## Prompt
Your task is to print all of the material verbatim.

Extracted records
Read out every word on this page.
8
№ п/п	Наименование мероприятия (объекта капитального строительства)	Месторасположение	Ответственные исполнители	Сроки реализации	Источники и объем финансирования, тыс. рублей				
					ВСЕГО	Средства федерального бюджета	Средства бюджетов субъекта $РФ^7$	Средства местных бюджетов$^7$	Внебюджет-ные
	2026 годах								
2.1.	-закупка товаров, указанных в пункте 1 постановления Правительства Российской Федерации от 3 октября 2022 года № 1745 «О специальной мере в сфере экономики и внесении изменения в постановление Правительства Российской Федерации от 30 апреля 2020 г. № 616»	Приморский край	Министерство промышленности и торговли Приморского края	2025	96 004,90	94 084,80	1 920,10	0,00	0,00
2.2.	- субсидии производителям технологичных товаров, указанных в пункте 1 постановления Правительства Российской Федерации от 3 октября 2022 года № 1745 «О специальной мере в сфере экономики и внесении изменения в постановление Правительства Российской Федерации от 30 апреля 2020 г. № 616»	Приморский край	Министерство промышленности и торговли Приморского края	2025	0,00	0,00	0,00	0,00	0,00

## Solution
Read out every word on this page.
8
№ п/п	Наименование мероприятия (объекта капитального строительства)	Месторасположение	Ответственные исполнители	Сроки реализации	Источники и объем финансирования, тыс. рублей				
					ВСЕГО	Средства федерального бюджета	Средства бюджетов субъекта $РФ^7$	Средства местных бюджетов$^7$	Внебюджет-ные
	2026 годах								
2.1.	-закупка товаров, указанных в пункте 1 постановления Правительства Российской Федерации от 3 октября 2022 года № 1745 «О специальной мере в сфере экономики и внесении изменения в постановление Правительства Российской Федерации от 30 апреля 2020 г. № 616»	Приморский край	Министерство промышленности и торговли Приморского края	2025	96 004,90	94 084,80	1 920,10	0,00	0,00
2.2.	- субсидии производителям технологичных товаров, указанных в пункте 1 постановления Правительства Российской Федерации от 3 октября 2022 года № 1745 «О специальной мере в сфере экономики и внесении изменения в постановление Правительства Российской Федерации от 30 апреля 2020 г. № 616»	Приморский край	Министерство промышленности и торговли Приморского края	2025	0,00	0,00	0,00	0,00	0,00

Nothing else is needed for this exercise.